#### WHAT IS ASKED
Select the lines that hold the word "analýza" and copy each one.

#### DATA FOR THIS TASK

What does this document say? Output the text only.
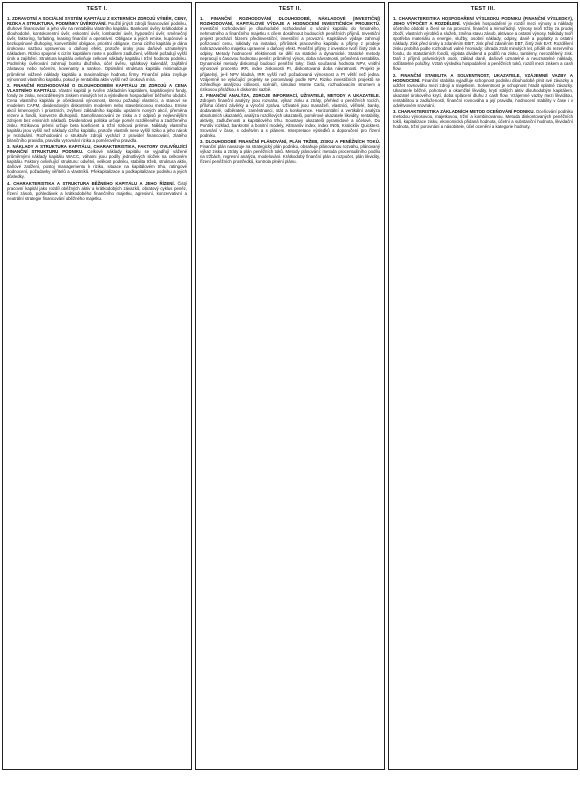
TEST I.

1. ZDRAVOTNÍ A SOCIÁLNÍ SYSTÉM KAPITÁLU Z EXTERNÍCH ZDROJŮ VÝBĚR, CENY, RIZIKA A STRUKTURA, PODMÍNKY ÚVĚROVÁNÍ. Použití jiných zdrojů financování podniku, dluhové financování a jeho vliv na rentabilitu vlastního kapitálu. Bankovní úvěry krátkodobé a dlouhodobé, kontokorentní úvěr, eskontní úvěr, lombardní úvěr, hypoteční úvěr, směnečný úvěr, faktoring, forfaiting, leasing finanční a operativní. Obligace a jejich emise, kupónové a bezkupónové dluhopisy, konvertibilní obligace, prioritní obligace. Cena cizího kapitálu je dána úrokovou sazbou upravenou o daňový efekt, protože úroky jsou daňově uznatelným nákladem. Riziko spojené s cizím kapitálem roste s podílem zadlužení, věřitelé požadují vyšší úrok a zajištění. Struktura kapitálu ovlivňuje celkové náklady kapitálu i tržní hodnotu podniku. Podmínky úvěrování zahrnují bonitu dlužníka, účel úvěru, splátkový kalendář, zajištění zástavou nebo ručením, kovenanty a sankce. Optimální struktura kapitálu minimalizuje průměrné vážené náklady kapitálu a maximalizuje hodnotu firmy. Finanční páka zvyšuje výnosnost vlastního kapitálu, pokud je rentabilita aktiv vyšší než úroková míra.

2. FINANČNÍ ROZHODOVÁNÍ O DLOUHODOBÉM KAPITÁLU ZE ZDROJŮ A CENA VLASTNÍHO KAPITÁLU. Vlastní kapitál je tvořen základním kapitálem, kapitálovými fondy, fondy ze zisku, nerozděleným ziskem minulých let a výsledkem hospodaření běžného období. Cena vlastního kapitálu je očekávaná výnosnost, kterou požadují vlastníci, a stanoví se modelem CAPM, dividendovým diskontním modelem nebo stavebnicovou metodou. Emise akcií kmenových i prioritních, zvýšení základního kapitálu upsáním nových akcií, přeměna rezerv a fondů, konverze dluhopisů. Samofinancování ze zisku a z odpisů je nejlevnějším zdrojem bez emisních nákladů. Dividendová politika určuje poměr rozděleného a zadrženého zisku. Rizikovou prémii určuje beta koeficient a tržní riziková prémie. Náklady vlastního kapitálu jsou vyšší než náklady cizího kapitálu, protože vlastník nese vyšší riziko a jeho nárok je reziduální. Rozhodování o struktuře zdrojů vychází z pravidel financování, zlatého bilančního pravidla, pravidla vyrovnání rizika a poměrového pravidla.

3. NÁKLADY A STRUKTURA KAPITÁLU, CHARAKTERISTIKA, FAKTORY OVLIVŇUJÍCÍ FINANČNÍ STRUKTURU PODNIKU. Celkové náklady kapitálu se vyjadřují vážené průměrnými náklady kapitálu WACC, váhami jsou podíly jednotlivých složek na celkovém kapitálu. Faktory ovlivňující strukturu: odvětví, velikost podniku, stabilita tržeb, struktura aktiv, daňové zatížení, postoj managementu k riziku, situace na kapitálovém trhu, ratingové hodnocení, požadavky věřitelů a vlastníků. Překapitalizace a podkapitalizace podniku a jejich důsledky.

4. CHARAKTERISTIKA A STRUKTURA BĚŽNÉHO KAPITÁLU A JEHO ŘÍZENÍ. Čistý pracovní kapitál jako rozdíl oběžných aktiv a krátkodobých závazků, obratový cyklus peněz, řízení zásob, pohledávek a krátkodobého finančního majetku, agresivní, konzervativní a neutrální strategie financování oběžného majetku.

TEST II.

1. FINANČNÍ ROZHODOVÁNÍ DLOUHODOBÉ, NÁKLADOVÉ (INVESTIČNÍ) ROZHODOVÁNÍ, KAPITÁLOVÉ VÝDAJE A HODNOCENÍ INVESTIČNÍCH PROJEKTŮ. Investiční rozhodování je dlouhodobé rozhodování o vázání kapitálu do hmotného, nehmotného a finančního majetku s cílem dosáhnout budoucích peněžních příjmů. Investiční projekt prochází fázemi předinvestiční, investiční a provozní. Kapitálové výdaje zahrnují pořizovací cenu, náklady na instalaci, přírůstek pracovního kapitálu a příjmy z prodeje nahrazovaného majetku upravené o daňový efekt. Peněžní příjmy z investice tvoří čistý zisk a odpisy. Metody hodnocení efektivnosti se dělí na statické a dynamické. Statické metody nepracují s časovou hodnotou peněz: průměrný výnos, doba návratnosti, průměrná rentabilita. Dynamické metody diskontují budoucí peněžní toky: čistá současná hodnota NPV, vnitřní výnosové procento IRR, index ziskovosti PI, diskontovaná doba návratnosti. Projekt je přijatelný, je-li NPV kladná, IRR vyšší než požadovaná výnosnost a PI větší než jedna. Vzájemně se vylučující projekty se porovnávají podle NPV. Riziko investičních projektů se zohledňuje analýzou citlivosti, scénáři, simulací Monte Carlo, rozhodovacím stromem a rizikovou přirážkou k diskontní sazbě.

2. FINANČNÍ ANALÝZA, ZDROJE INFORMACÍ, UŽIVATELÉ, METODY A UKAZATELE. Zdrojem finanční analýzy jsou rozvaha, výkaz zisku a ztráty, přehled o peněžních tocích, příloha účetní závěrky a výroční zpráva. Uživateli jsou manažeři, vlastníci, věřitelé, banky, dodavatelé, odběratelé, zaměstnanci, stát a konkurence. Horizontální a vertikální analýza absolutních ukazatelů, analýza rozdílových ukazatelů, poměrové ukazatele likvidity, rentability, aktivity, zadluženosti a kapitálového trhu. Soustavy ukazatelů pyramidové a účelové, Du Pontův rozklad, bankrotní a bonitní modely, Altmanův index, index IN05, Kralickův Quicktest. Srovnání v čase, s odvětvím a s plánem. Interpretace výsledků a doporučení pro řízení podniku.

3. DLOUHODOBÉ FINANČNÍ PLÁNOVÁNÍ, PLÁN TRŽEB, ZISKU A PENĚŽNÍCH TOKŮ. Finanční plán navazuje na strategický plán podniku, obsahuje plánovanou rozvahu, plánovaný výkaz zisku a ztráty a plán peněžních toků. Metody plánování: metoda procentuálního podílu na tržbách, regresní analýza, modelování. Krátkodobý finanční plán a rozpočet, plán likvidity, řízení peněžních prostředků, kontrola plnění plánu.

TEST III.

1. CHARAKTERISTIKA HOSPODAŘENÍ VÝSLEDKU PODNIKU (FINANČNÍ VÝSLEDKY), JEHO VÝPOČET A ROZDĚLENÍ. Výsledek hospodaření je rozdíl mezi výnosy a náklady účetního období a člení se na provozní, finanční a mimořádný. Výnosy tvoří tržby za prodej zboží, vlastních výrobků a služeb, změna stavu zásob, aktivace a ostatní výnosy. Náklady tvoří spotřeba materiálu a energie, služby, osobní náklady, odpisy, daně a poplatky a ostatní náklady. Zisk před úroky a zdaněním EBIT, zisk před zdaněním EBT, čistý zisk EAT. Rozdělení zisku probíhá podle rozhodnutí valné hromady: úhrada ztrát minulých let, příděl do rezervního fondu, do statutárních fondů, výplata dividend a podílů na zisku, tantiémy, nerozdělený zisk. Daň z příjmů právnických osob, základ daně, daňově uznatelné a neuznatelné náklady, odčitatelné položky. Vztah výsledku hospodaření a peněžních toků, rozdíl mezi ziskem a cash flow.

2. FINANČNÍ STABILITA A SOLVENTNOST, UKAZATELE, VZÁJEMNÉ VAZBY A HODNOCENÍ. Finanční stabilita vyjadřuje schopnost podniku dlouhodobě plnit své závazky a udržet rovnováhu mezi zdroji a majetkem. Solventnost je schopnost hradit splatné závazky. Ukazatele běžné, pohotové a okamžité likvidity, krytí stálých aktiv dlouhodobým kapitálem, ukazatel úrokového krytí, doba splácení dluhu z cash flow. Vzájemné vazby mezi likviditou, rentabilitou a zadlužeností, finanční rovnováha a její pravidla, hodnocení stability v čase i v odvětvovém srovnání.

3. CHARAKTERISTIKA ZÁKLADNÍCH METOD OCEŇOVÁNÍ PODNIKU. Oceňování podniku metodou výnosovou, majetkovou, tržní a kombinovanou. Metoda diskontovaných peněžních toků, kapitalizace zisku, ekonomická přidaná hodnota, účetní a substanční hodnota, likvidační hodnota, tržní porovnání a násobitele, účel ocenění a kategorie hodnoty.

#### PROBLEM SOLUTION
2. FINANČNÍ ANALÝZA, ZDROJE INFORMACÍ, UŽIVATELÉ, METODY A UKAZATELE. Zdrojem finanční analýzy jsou rozvaha, výkaz zisku a ztráty, přehled o peněžních tocích, příloha účetní závěrky a výroční zpráva. Uživateli jsou manažeři, vlastníci, věřitelé, banky, dodavatelé, odběratelé, zaměstnanci, stát a konkurence. Horizontální a vertikální analýza absolutních ukazatelů, analýza rozdílových ukazatelů, poměrové ukazatele likvidity, rentability, aktivity, zadluženosti a kapitálového trhu. Soustavy ukazatelů pyramidové a účelové, Du Pontův rozklad, bankrotní a bonitní modely, Altmanův index, index IN05, Kralickův Quicktest. Srovnání v čase, s odvětvím a s plánem. Interpretace výsledků a doporučení pro řízení podniku.
3. DLOUHODOBÉ FINANČNÍ PLÁNOVÁNÍ, PLÁN TRŽEB, ZISKU A PENĚŽNÍCH TOKŮ. Finanční plán navazuje na strategický plán podniku, obsahuje plánovanou rozvahu, plánovaný výkaz zisku a ztráty a plán peněžních toků. Metody plánování: metoda procentuálního podílu na tržbách, regresní analýza, modelování. Krátkodobý finanční plán a rozpočet, plán likvidity, řízení peněžních prostředků, kontrola plnění plánu.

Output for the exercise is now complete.